Records from a collection of figures
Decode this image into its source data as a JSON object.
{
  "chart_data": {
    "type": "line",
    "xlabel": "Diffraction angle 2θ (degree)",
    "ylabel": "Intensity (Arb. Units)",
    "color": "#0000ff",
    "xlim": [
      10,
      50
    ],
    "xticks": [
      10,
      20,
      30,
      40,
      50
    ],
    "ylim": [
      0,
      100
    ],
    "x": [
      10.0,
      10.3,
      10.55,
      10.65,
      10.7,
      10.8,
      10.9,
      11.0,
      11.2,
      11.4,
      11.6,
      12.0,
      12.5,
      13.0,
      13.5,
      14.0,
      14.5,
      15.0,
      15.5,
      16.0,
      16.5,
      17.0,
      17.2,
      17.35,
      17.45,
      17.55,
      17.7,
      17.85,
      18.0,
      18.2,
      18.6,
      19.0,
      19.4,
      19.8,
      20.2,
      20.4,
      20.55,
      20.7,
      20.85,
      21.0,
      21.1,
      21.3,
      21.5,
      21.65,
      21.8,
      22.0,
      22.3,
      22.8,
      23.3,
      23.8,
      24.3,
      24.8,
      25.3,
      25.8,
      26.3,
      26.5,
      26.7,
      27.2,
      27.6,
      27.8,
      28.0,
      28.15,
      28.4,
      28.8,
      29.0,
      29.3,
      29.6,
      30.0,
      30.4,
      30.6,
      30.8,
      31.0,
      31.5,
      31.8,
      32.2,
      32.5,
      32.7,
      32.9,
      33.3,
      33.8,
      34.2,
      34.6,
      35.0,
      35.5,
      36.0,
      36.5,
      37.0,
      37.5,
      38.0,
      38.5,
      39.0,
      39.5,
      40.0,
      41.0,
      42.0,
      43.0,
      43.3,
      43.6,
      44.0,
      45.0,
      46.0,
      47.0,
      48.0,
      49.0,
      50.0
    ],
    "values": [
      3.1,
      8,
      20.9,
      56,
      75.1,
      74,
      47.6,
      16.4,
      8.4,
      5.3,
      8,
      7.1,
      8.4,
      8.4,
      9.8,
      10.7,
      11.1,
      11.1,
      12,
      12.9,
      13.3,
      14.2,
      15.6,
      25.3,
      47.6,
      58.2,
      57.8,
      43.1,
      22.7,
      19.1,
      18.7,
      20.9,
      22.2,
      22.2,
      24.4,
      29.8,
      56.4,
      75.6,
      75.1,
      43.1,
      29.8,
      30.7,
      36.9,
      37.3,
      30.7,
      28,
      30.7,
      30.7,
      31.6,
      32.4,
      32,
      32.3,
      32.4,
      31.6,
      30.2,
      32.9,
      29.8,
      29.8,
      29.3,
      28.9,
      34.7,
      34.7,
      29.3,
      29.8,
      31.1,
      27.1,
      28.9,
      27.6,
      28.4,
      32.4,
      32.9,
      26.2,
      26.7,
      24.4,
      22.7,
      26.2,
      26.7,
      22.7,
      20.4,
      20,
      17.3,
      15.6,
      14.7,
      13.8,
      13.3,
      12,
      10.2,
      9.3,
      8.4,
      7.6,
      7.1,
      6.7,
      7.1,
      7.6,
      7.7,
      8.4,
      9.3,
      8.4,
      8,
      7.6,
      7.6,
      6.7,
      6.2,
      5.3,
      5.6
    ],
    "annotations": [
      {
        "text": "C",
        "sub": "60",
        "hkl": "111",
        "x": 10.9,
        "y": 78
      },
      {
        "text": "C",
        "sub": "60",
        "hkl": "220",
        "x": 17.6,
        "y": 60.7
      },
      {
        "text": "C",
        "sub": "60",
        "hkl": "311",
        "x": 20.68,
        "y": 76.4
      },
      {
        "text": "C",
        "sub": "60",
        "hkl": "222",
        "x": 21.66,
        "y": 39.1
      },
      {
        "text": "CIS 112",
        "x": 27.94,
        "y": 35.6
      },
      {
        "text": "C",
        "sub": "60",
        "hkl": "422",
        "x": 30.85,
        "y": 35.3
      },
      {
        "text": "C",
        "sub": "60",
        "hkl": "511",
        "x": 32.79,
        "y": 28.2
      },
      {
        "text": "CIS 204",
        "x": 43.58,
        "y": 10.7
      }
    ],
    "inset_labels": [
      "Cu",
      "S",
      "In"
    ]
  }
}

* _What this task involves_: Retype the whole listing, matching it exactly.

* _Solution for this exercise_:
Decode this image into its source data as a JSON object.
{
  "chart_data": {
    "type": "line",
    "xlabel": "Diffraction angle 2θ (degree)",
    "ylabel": "Intensity (Arb. Units)",
    "color": "#0000ff",
    "xlim": [
      10,
      50
    ],
    "xticks": [
      10,
      20,
      30,
      40,
      50
    ],
    "ylim": [
      0,
      100
    ],
    "x": [
      10.0,
      10.3,
      10.55,
      10.65,
      10.7,
      10.8,
      10.9,
      11.0,
      11.2,
      11.4,
      11.6,
      12.0,
      12.5,
      13.0,
      13.5,
      14.0,
      14.5,
      15.0,
      15.5,
      16.0,
      16.5,
      17.0,
      17.2,
      17.35,
      17.45,
      17.55,
      17.7,
      17.85,
      18.0,
      18.2,
      18.6,
      19.0,
      19.4,
      19.8,
      20.2,
      20.4,
      20.55,
      20.7,
      20.85,
      21.0,
      21.1,
      21.3,
      21.5,
      21.65,
      21.8,
      22.0,
      22.3,
      22.8,
      23.3,
      23.8,
      24.3,
      24.8,
      25.3,
      25.8,
      26.3,
      26.5,
      26.7,
      27.2,
      27.6,
      27.8,
      28.0,
      28.15,
      28.4,
      28.8,
      29.0,
      29.3,
      29.6,
      30.0,
      30.4,
      30.6,
      30.8,
      31.0,
      31.5,
      31.8,
      32.2,
      32.5,
      32.7,
      32.9,
      33.3,
      33.8,
      34.2,
      34.6,
      35.0,
      35.5,
      36.0,
      36.5,
      37.0,
      37.5,
      38.0,
      38.5,
      39.0,
      39.5,
      40.0,
      41.0,
      42.0,
      43.0,
      43.3,
      43.6,
      44.0,
      45.0,
      46.0,
      47.0,
      48.0,
      49.0,
      50.0
    ],
    "values": [
      3.1,
      8,
      20.9,
      56,
      75.1,
      74,
      47.6,
      16.4,
      8.4,
      5.3,
      8,
      7.1,
      8.4,
      8.4,
      9.8,
      10.7,
      11.1,
      11.1,
      12,
      12.9,
      13.3,
      14.2,
      15.6,
      25.3,
      47.6,
      58.2,
      57.8,
      43.1,
      22.7,
      19.1,
      18.7,
      20.9,
      22.2,
      22.2,
      24.4,
      29.8,
      56.4,
      75.6,
      75.1,
      43.1,
      29.8,
      30.7,
      36.9,
      37.3,
      30.7,
      28,
      30.7,
      30.7,
      31.6,
      32.4,
      32,
      32.3,
      32.4,
      31.6,
      30.2,
      32.9,
      29.8,
      29.8,
      29.3,
      28.9,
      34.7,
      34.7,
      29.3,
      29.8,
      31.1,
      27.1,
      28.9,
      27.6,
      28.4,
      32.4,
      32.9,
      26.2,
      26.7,
      24.4,
      22.7,
      26.2,
      26.7,
      22.7,
      20.4,
      20,
      17.3,
      15.6,
      14.7,
      13.8,
      13.3,
      12,
      10.2,
      9.3,
      8.4,
      7.6,
      7.1,
      6.7,
      7.1,
      7.6,
      7.7,
      8.4,
      9.3,
      8.4,
      8,
      7.6,
      7.6,
      6.7,
      6.2,
      5.3,
      5.6
    ],
    "annotations": [
      {
        "text": "C",
        "sub": "60",
        "hkl": "111",
        "x": 10.9,
        "y": 78
      },
      {
        "text": "C",
        "sub": "60",
        "hkl": "220",
        "x": 17.6,
        "y": 60.7
      },
      {
        "text": "C",
        "sub": "60",
        "hkl": "311",
        "x": 20.68,
        "y": 76.4
      },
      {
        "text": "C",
        "sub": "60",
        "hkl": "222",
        "x": 21.66,
        "y": 39.1
      },
      {
        "text": "CIS 112",
        "x": 27.94,
        "y": 35.6
      },
      {
        "text": "C",
        "sub": "60",
        "hkl": "422",
        "x": 30.85,
        "y": 35.3
      },
      {
        "text": "C",
        "sub": "60",
        "hkl": "511",
        "x": 32.79,
        "y": 28.2
      },
      {
        "text": "CIS 204",
        "x": 43.58,
        "y": 10.7
      }
    ],
    "inset_labels": [
      "Cu",
      "S",
      "In"
    ]
  }
}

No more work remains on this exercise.